### Task brief
Copy out each line below exactly as it appears.

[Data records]
# # # #
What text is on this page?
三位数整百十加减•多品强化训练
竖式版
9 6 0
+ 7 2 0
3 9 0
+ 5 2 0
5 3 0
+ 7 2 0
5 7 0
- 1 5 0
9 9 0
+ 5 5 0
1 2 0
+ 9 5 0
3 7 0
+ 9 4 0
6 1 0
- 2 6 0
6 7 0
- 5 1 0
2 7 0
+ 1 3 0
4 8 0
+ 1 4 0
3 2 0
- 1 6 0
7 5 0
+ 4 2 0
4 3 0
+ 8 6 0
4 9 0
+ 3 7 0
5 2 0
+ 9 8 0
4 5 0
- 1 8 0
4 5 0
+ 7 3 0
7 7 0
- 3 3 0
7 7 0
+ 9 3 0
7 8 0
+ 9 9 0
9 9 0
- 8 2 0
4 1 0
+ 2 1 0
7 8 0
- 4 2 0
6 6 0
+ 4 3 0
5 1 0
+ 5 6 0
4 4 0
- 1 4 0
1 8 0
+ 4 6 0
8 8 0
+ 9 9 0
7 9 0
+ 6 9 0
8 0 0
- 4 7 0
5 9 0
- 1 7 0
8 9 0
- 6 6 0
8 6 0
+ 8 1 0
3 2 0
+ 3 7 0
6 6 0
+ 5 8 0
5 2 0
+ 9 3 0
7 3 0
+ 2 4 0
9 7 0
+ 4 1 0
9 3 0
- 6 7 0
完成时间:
# # # #
### Completed exercise
What text is on this page?
三位数整百十加减•多品强化训练
竖式版
9 6 0
+ 7 2 0
3 9 0
+ 5 2 0
5 3 0
+ 7 2 0
5 7 0
- 1 5 0
9 9 0
+ 5 5 0
1 2 0
+ 9 5 0
3 7 0
+ 9 4 0
6 1 0
- 2 6 0
6 7 0
- 5 1 0
2 7 0
+ 1 3 0
4 8 0
+ 1 4 0
3 2 0
- 1 6 0
7 5 0
+ 4 2 0
4 3 0
+ 8 6 0
4 9 0
+ 3 7 0
5 2 0
+ 9 8 0
4 5 0
- 1 8 0
4 5 0
+ 7 3 0
7 7 0
- 3 3 0
7 7 0
+ 9 3 0
7 8 0
+ 9 9 0
9 9 0
- 8 2 0
4 1 0
+ 2 1 0
7 8 0
- 4 2 0
6 6 0
+ 4 3 0
5 1 0
+ 5 6 0
4 4 0
- 1 4 0
1 8 0
+ 4 6 0
8 8 0
+ 9 9 0
7 9 0
+ 6 9 0
8 0 0
- 4 7 0
5 9 0
- 1 7 0
8 9 0
- 6 6 0
8 6 0
+ 8 1 0
3 2 0
+ 3 7 0
6 6 0
+ 5 8 0
5 2 0
+ 9 3 0
7 3 0
+ 2 4 0
9 7 0
+ 4 1 0
9 3 0
- 6 7 0
完成时间:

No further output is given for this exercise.